───── Available records ─────

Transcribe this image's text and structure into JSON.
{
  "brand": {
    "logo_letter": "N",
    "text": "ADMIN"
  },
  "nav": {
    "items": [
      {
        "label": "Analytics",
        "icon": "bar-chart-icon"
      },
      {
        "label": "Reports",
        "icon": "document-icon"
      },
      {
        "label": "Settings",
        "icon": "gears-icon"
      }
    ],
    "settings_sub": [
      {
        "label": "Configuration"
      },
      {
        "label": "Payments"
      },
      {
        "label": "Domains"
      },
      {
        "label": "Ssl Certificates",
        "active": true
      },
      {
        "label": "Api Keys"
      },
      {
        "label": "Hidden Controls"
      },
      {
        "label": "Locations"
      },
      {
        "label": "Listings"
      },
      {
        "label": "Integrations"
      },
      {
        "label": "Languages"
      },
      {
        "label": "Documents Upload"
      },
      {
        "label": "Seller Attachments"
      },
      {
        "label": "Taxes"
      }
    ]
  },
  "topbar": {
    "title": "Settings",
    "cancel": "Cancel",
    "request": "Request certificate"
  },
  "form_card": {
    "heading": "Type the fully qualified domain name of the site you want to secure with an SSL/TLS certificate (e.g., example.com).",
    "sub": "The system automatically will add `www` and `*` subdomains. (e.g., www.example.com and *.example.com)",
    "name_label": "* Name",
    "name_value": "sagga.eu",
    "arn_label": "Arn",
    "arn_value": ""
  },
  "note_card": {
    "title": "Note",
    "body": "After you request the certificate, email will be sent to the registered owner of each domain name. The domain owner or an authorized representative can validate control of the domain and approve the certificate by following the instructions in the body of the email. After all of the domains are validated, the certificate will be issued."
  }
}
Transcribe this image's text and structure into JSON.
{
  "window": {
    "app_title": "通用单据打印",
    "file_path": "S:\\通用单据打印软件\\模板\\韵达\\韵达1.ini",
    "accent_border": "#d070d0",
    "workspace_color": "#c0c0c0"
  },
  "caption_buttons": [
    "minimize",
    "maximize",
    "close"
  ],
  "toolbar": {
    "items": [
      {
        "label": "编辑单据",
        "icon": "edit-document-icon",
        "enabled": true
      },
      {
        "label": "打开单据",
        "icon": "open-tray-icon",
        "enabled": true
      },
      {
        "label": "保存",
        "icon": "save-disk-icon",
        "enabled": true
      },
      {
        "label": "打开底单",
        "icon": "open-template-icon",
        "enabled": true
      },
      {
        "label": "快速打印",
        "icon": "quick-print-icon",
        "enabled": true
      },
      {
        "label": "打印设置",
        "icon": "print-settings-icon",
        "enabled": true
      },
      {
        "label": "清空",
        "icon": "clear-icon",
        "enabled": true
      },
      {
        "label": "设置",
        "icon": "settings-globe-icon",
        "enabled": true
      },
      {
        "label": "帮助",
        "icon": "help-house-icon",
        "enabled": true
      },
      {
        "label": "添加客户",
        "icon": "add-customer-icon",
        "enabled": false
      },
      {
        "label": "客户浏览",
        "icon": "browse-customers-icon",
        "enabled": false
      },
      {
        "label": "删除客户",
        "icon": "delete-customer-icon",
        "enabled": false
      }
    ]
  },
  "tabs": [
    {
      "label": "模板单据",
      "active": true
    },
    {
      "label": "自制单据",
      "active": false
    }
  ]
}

─────

## The problem
Restate the data above exactly, keeping each word as it stands.

## Answer
Transcribe this image's text and structure into JSON.
{
  "brand": {
    "logo_letter": "N",
    "text": "ADMIN"
  },
  "nav": {
    "items": [
      {
        "label": "Analytics",
        "icon": "bar-chart-icon"
      },
      {
        "label": "Reports",
        "icon": "document-icon"
      },
      {
        "label": "Settings",
        "icon": "gears-icon"
      }
    ],
    "settings_sub": [
      {
        "label": "Configuration"
      },
      {
        "label": "Payments"
      },
      {
        "label": "Domains"
      },
      {
        "label": "Ssl Certificates",
        "active": true
      },
      {
        "label": "Api Keys"
      },
      {
        "label": "Hidden Controls"
      },
      {
        "label": "Locations"
      },
      {
        "label": "Listings"
      },
      {
        "label": "Integrations"
      },
      {
        "label": "Languages"
      },
      {
        "label": "Documents Upload"
      },
      {
        "label": "Seller Attachments"
      },
      {
        "label": "Taxes"
      }
    ]
  },
  "topbar": {
    "title": "Settings",
    "cancel": "Cancel",
    "request": "Request certificate"
  },
  "form_card": {
    "heading": "Type the fully qualified domain name of the site you want to secure with an SSL/TLS certificate (e.g., example.com).",
    "sub": "The system automatically will add `www` and `*` subdomains. (e.g., www.example.com and *.example.com)",
    "name_label": "* Name",
    "name_value": "sagga.eu",
    "arn_label": "Arn",
    "arn_value": ""
  },
  "note_card": {
    "title": "Note",
    "body": "After you request the certificate, email will be sent to the registered owner of each domain name. The domain owner or an authorized representative can validate control of the domain and approve the certificate by following the instructions in the body of the email. After all of the domains are validated, the certificate will be issued."
  }
}
Transcribe this image's text and structure into JSON.
{
  "window": {
    "app_title": "通用单据打印",
    "file_path": "S:\\通用单据打印软件\\模板\\韵达\\韵达1.ini",
    "accent_border": "#d070d0",
    "workspace_color": "#c0c0c0"
  },
  "caption_buttons": [
    "minimize",
    "maximize",
    "close"
  ],
  "toolbar": {
    "items": [
      {
        "label": "编辑单据",
        "icon": "edit-document-icon",
        "enabled": true
      },
      {
        "label": "打开单据",
        "icon": "open-tray-icon",
        "enabled": true
      },
      {
        "label": "保存",
        "icon": "save-disk-icon",
        "enabled": true
      },
      {
        "label": "打开底单",
        "icon": "open-template-icon",
        "enabled": true
      },
      {
        "label": "快速打印",
        "icon": "quick-print-icon",
        "enabled": true
      },
      {
        "label": "打印设置",
        "icon": "print-settings-icon",
        "enabled": true
      },
      {
        "label": "清空",
        "icon": "clear-icon",
        "enabled": true
      },
      {
        "label": "设置",
        "icon": "settings-globe-icon",
        "enabled": true
      },
      {
        "label": "帮助",
        "icon": "help-house-icon",
        "enabled": true
      },
      {
        "label": "添加客户",
        "icon": "add-customer-icon",
        "enabled": false
      },
      {
        "label": "客户浏览",
        "icon": "browse-customers-icon",
        "enabled": false
      },
      {
        "label": "删除客户",
        "icon": "delete-customer-icon",
        "enabled": false
      }
    ]
  },
  "tabs": [
    {
      "label": "模板单据",
      "active": true
    },
    {
      "label": "自制单据",
      "active": false
    }
  ]
}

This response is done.